## [Task statement]
Extract each line bearing the word "область".

## [Data lines]
—————

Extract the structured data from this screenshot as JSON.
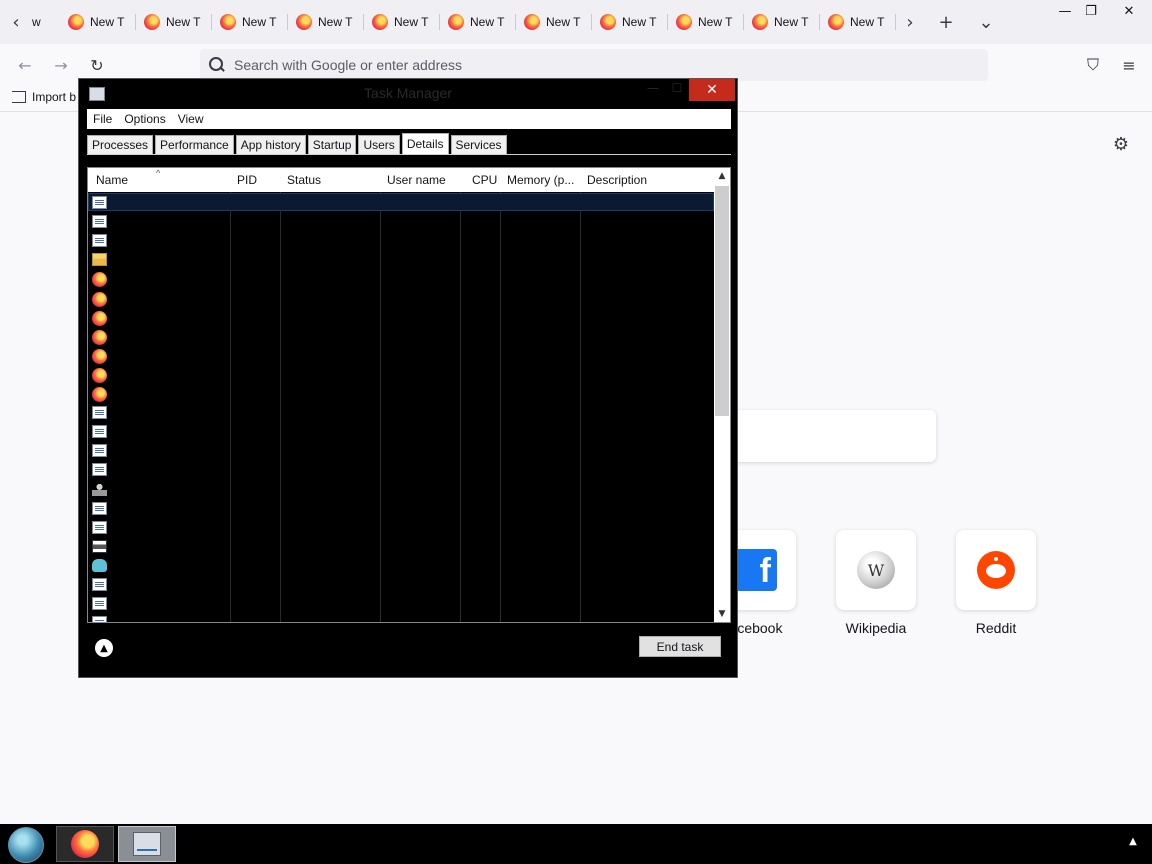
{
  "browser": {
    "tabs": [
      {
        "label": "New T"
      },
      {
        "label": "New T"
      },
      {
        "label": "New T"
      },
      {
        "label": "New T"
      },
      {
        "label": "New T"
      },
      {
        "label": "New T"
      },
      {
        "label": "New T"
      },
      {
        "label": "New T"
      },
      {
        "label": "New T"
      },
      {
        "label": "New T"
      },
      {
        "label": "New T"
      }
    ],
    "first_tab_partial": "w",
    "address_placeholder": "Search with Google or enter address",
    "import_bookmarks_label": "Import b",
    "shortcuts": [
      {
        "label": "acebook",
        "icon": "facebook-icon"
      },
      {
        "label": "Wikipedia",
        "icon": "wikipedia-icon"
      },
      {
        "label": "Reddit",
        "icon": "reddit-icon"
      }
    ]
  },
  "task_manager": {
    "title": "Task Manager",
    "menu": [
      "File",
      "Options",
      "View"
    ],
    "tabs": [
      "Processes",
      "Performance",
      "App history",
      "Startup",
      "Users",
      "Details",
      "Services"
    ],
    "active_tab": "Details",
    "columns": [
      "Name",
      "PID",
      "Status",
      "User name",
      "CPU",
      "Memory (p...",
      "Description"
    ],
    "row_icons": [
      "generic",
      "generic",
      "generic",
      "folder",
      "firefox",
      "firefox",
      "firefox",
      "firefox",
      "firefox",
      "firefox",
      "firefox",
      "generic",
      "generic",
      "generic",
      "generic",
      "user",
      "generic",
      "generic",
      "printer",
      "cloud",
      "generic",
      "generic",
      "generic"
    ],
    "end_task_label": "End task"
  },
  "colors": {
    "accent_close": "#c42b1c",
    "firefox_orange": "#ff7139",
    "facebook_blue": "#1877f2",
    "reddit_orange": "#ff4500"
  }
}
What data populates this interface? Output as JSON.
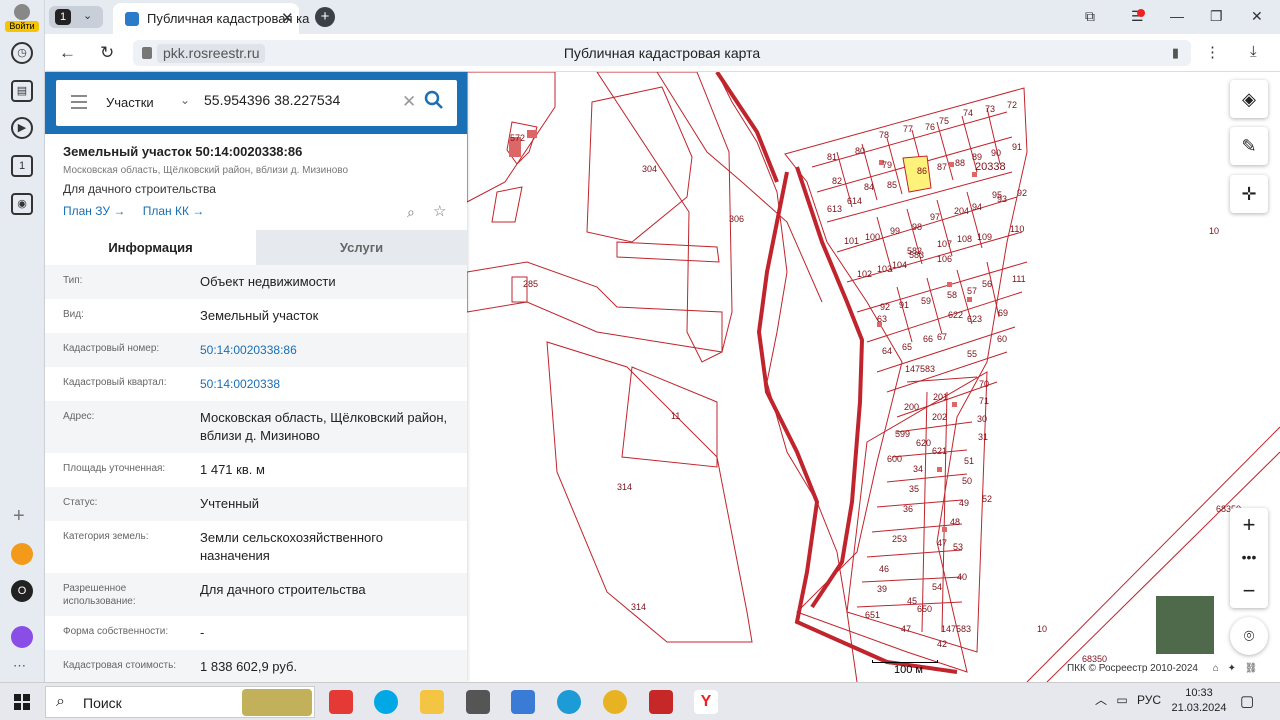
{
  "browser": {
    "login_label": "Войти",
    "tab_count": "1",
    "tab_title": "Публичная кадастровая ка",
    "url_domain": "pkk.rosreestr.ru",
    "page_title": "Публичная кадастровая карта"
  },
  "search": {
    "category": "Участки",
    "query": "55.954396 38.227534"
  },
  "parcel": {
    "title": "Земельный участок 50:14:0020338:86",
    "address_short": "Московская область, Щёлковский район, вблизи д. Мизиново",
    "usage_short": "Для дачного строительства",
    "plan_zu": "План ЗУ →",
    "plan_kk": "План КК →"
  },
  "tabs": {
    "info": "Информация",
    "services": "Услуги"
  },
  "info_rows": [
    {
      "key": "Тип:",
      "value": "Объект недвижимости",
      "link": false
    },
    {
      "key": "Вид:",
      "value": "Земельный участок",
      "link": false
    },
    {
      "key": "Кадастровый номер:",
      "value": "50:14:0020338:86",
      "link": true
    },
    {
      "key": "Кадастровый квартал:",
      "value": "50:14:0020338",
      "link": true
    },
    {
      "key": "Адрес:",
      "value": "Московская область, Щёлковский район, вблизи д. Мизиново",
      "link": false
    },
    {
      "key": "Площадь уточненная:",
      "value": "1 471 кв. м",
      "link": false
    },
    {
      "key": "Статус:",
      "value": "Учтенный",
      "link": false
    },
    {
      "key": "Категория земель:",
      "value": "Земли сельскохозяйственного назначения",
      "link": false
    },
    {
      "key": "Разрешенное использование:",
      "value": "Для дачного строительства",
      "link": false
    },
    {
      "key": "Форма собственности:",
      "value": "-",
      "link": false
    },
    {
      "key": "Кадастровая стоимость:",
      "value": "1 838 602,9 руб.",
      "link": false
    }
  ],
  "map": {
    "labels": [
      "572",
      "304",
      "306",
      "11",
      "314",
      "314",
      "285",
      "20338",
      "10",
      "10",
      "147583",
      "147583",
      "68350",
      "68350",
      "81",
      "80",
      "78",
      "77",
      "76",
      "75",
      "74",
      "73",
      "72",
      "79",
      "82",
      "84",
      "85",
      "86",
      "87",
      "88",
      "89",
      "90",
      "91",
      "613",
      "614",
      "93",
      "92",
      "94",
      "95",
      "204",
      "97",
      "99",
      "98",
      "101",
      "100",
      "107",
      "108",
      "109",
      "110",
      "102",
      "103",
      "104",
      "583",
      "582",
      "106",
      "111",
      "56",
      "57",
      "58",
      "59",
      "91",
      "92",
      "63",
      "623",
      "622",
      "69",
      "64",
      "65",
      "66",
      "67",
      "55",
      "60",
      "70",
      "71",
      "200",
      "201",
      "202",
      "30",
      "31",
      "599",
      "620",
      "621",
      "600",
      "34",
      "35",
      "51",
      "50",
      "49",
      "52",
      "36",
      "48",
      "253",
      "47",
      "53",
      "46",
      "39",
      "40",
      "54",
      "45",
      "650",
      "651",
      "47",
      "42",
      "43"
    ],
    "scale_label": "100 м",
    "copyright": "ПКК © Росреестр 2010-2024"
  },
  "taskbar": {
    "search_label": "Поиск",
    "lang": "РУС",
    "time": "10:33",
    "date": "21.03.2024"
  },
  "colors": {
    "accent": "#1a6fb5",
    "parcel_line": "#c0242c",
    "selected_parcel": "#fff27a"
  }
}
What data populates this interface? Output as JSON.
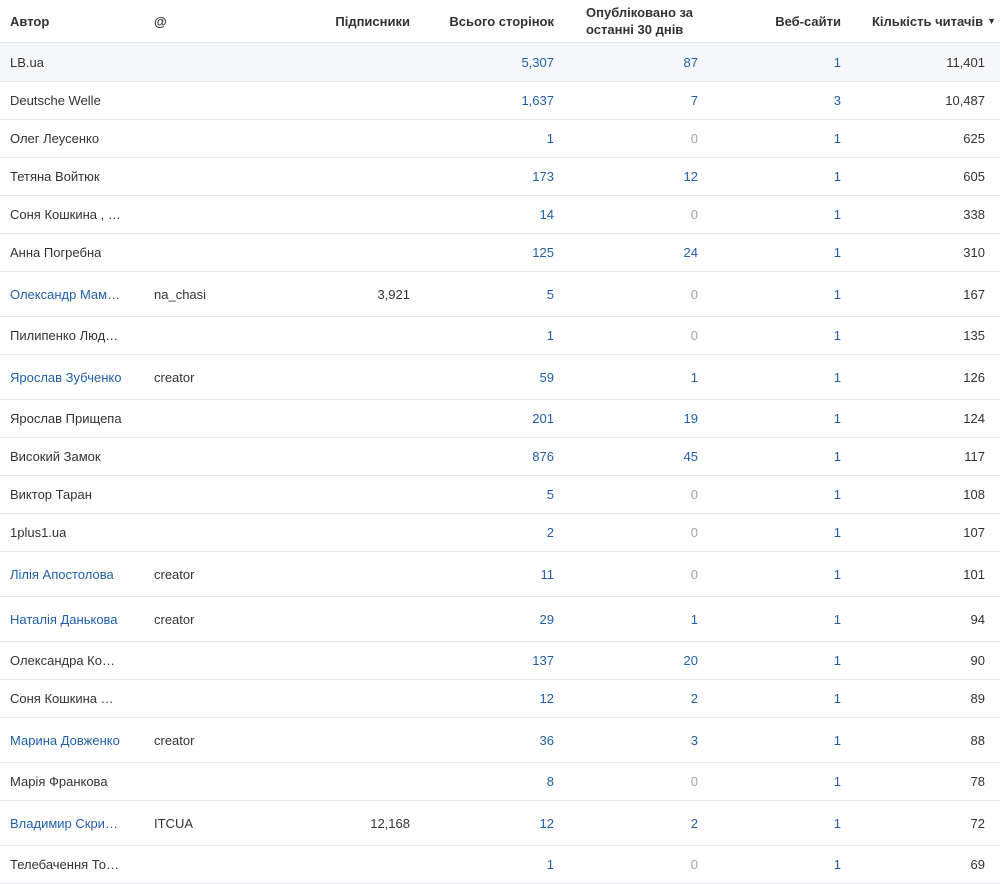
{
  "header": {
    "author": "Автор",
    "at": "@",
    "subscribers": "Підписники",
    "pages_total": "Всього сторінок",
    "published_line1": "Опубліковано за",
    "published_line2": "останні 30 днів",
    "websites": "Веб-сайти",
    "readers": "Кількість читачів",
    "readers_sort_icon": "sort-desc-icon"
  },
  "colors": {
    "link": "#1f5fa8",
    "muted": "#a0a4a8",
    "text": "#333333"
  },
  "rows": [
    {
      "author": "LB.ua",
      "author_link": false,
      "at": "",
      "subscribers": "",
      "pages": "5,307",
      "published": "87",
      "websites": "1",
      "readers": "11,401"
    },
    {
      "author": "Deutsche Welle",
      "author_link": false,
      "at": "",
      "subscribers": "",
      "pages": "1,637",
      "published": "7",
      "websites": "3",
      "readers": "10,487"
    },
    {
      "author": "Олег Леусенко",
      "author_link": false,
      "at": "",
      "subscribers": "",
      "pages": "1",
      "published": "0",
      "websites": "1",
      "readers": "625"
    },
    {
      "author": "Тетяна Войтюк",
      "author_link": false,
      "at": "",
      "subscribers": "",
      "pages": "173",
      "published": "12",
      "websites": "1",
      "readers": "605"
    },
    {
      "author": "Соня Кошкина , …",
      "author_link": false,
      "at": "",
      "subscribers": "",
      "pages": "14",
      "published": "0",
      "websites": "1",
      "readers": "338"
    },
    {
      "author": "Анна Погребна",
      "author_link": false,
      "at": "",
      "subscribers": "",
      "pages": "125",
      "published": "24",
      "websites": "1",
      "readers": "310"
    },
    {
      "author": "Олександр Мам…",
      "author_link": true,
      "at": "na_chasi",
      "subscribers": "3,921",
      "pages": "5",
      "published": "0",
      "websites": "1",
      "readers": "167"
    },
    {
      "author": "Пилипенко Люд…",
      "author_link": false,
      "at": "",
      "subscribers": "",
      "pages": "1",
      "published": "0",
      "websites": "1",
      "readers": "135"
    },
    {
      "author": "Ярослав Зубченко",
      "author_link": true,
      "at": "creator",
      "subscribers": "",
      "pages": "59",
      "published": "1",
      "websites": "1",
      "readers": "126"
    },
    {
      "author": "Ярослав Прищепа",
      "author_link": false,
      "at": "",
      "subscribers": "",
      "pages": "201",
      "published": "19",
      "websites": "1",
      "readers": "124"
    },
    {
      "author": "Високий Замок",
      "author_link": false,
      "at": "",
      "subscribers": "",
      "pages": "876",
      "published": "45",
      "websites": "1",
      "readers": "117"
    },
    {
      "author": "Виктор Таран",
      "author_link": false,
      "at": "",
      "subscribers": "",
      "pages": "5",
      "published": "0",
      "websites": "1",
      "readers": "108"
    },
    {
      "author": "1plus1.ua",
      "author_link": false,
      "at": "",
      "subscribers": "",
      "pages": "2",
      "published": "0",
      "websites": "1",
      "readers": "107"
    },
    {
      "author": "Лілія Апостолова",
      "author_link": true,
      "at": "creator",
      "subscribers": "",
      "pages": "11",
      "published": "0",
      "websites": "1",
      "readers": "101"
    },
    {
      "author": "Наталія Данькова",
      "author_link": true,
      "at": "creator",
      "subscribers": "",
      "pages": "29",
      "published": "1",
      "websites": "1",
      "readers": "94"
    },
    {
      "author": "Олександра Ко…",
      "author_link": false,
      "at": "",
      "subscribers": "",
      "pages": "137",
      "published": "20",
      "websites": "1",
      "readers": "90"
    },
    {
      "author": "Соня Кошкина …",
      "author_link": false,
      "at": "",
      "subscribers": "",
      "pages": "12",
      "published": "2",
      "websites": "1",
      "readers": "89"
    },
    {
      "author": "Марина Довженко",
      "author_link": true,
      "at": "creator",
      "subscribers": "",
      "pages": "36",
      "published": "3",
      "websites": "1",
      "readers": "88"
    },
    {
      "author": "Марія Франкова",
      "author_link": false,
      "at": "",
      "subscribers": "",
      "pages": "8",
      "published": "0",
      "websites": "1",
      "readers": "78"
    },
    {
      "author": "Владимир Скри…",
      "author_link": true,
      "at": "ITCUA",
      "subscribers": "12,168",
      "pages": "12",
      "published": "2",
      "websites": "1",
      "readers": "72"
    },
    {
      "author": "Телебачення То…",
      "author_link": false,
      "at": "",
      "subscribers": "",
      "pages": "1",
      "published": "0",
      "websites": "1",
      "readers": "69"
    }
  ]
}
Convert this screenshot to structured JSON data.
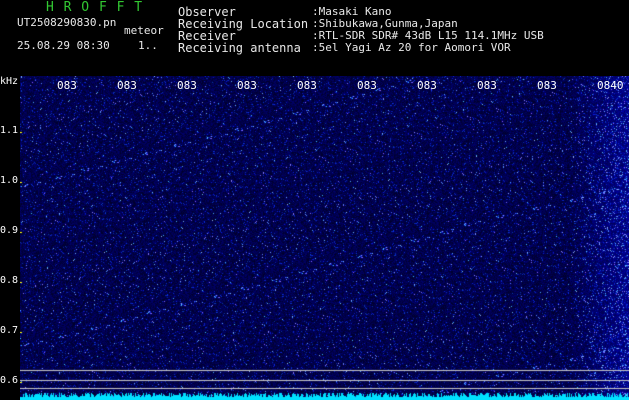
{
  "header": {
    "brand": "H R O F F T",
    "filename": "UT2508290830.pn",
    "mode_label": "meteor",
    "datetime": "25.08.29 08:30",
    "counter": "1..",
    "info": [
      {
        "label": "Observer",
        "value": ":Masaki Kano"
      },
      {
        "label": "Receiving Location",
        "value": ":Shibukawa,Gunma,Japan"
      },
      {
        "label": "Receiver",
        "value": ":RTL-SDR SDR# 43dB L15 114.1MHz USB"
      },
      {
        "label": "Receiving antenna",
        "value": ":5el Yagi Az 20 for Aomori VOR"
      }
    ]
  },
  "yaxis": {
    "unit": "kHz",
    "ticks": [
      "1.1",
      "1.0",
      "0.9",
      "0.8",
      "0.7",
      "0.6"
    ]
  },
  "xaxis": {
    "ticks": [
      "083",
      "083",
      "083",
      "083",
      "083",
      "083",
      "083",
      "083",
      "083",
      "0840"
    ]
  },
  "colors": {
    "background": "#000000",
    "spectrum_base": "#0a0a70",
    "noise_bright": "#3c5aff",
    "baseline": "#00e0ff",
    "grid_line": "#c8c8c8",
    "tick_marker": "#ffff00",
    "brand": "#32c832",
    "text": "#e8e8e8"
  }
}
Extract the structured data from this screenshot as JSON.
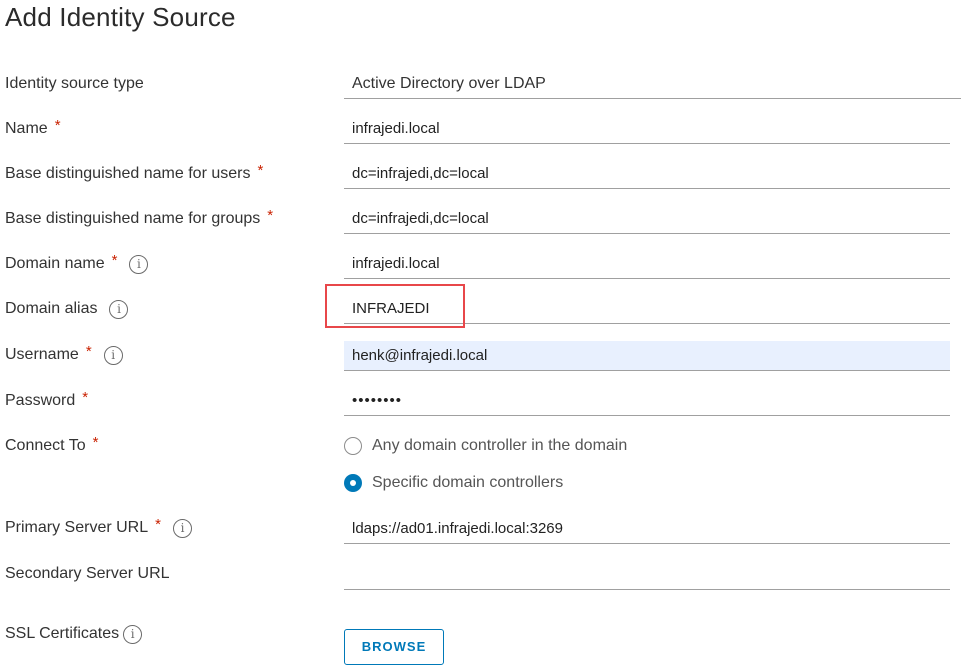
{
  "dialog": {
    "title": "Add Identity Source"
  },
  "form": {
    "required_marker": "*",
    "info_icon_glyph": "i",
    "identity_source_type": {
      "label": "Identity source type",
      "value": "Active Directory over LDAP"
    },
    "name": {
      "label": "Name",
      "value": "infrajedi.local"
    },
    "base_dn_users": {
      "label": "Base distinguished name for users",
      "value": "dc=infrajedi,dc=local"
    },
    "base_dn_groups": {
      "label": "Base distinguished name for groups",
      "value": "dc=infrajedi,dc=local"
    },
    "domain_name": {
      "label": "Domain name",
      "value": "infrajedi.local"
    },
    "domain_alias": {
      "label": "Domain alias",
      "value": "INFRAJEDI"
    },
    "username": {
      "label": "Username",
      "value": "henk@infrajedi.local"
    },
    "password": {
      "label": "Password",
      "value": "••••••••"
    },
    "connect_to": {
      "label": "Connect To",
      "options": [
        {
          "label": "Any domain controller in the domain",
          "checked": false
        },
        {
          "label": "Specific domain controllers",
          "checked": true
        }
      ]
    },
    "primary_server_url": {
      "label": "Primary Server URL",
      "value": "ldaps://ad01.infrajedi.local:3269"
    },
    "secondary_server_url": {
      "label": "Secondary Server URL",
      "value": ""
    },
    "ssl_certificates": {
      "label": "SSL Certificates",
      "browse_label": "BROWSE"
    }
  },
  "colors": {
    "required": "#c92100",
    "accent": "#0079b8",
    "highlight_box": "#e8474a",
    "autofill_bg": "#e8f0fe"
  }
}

—————

## [Expected answer]
    "address_short": "Московская область, Щёлковский район, вблизи д. Мизиново",
      "value": "Московская область, Щёлковский район, вблизи д. Мизиново",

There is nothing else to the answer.